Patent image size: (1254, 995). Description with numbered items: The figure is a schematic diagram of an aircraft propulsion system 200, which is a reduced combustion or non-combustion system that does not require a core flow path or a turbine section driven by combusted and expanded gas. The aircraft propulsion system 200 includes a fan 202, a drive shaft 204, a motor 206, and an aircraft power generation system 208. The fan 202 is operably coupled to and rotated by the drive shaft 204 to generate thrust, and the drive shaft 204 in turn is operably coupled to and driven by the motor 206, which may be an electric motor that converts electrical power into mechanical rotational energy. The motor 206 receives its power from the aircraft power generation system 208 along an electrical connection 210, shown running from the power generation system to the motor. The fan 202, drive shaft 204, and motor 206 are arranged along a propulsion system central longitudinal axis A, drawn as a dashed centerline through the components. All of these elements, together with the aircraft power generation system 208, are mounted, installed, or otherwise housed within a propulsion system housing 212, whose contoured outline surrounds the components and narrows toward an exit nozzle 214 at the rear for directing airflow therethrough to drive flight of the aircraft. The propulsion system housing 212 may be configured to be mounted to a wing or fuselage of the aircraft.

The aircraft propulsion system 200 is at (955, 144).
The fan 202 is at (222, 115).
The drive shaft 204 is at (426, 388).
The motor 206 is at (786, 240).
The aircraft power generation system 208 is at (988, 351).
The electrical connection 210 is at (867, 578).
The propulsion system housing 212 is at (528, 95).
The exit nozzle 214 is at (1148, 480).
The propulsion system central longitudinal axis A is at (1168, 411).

_Task prompt_
Lay out the data above as a two-column CSV with the header input,output. Give one row per block: the block's text goes in input and its answer in output, each as a single quoted field with line breaks replaced by spaces.

_Written response_
input,output
"Patent image size: (1254, 995). Description with numbered items: The figure is a schematic diagram of an aircraft propulsion system 200, which is a reduced combustion or non-combustion system that does not require a core flow path or a turbine section driven by combusted and expanded gas. The aircraft propulsion system 200 includes a fan 202, a drive shaft 204, a motor 206, and an aircraft power generation system 208. The fan 202 is operably coupled to and rotated by the drive shaft 204 to generate thrust, and the drive shaft 204 in turn is operably coupled to and driven by the motor 206, which may be an electric motor that converts electrical power into mechanical rotational energy. The motor 206 receives its power from the aircraft power generation system 208 along an electrical connection 210, shown running from the power generation system to the motor. The fan 202, drive shaft 204, and motor 206 are arranged along a propulsion system central longitudinal axis A, drawn as a dashed centerline through the components. All of these elements, together with the aircraft power generation system 208, are mounted, installed, or otherwise housed within a propulsion system housing 212, whose contoured outline surrounds the components and narrows toward an exit nozzle 214 at the rear for directing airflow therethrough to drive flight of the aircraft. The propulsion system housing 212 may be configured to be mounted to a wing or fuselage of the aircraft.","The aircraft propulsion system 200 is at (955, 144). The fan 202 is at (222, 115). The drive shaft 204 is at (426, 388). The motor 206 is at (786, 240). The aircraft power generation system 208 is at (988, 351). The electrical connection 210 is at (867, 578). The propulsion system housing 212 is at (528, 95). The exit nozzle 214 is at (1148, 480). The propulsion system central longitudinal axis A is at (1168, 411)."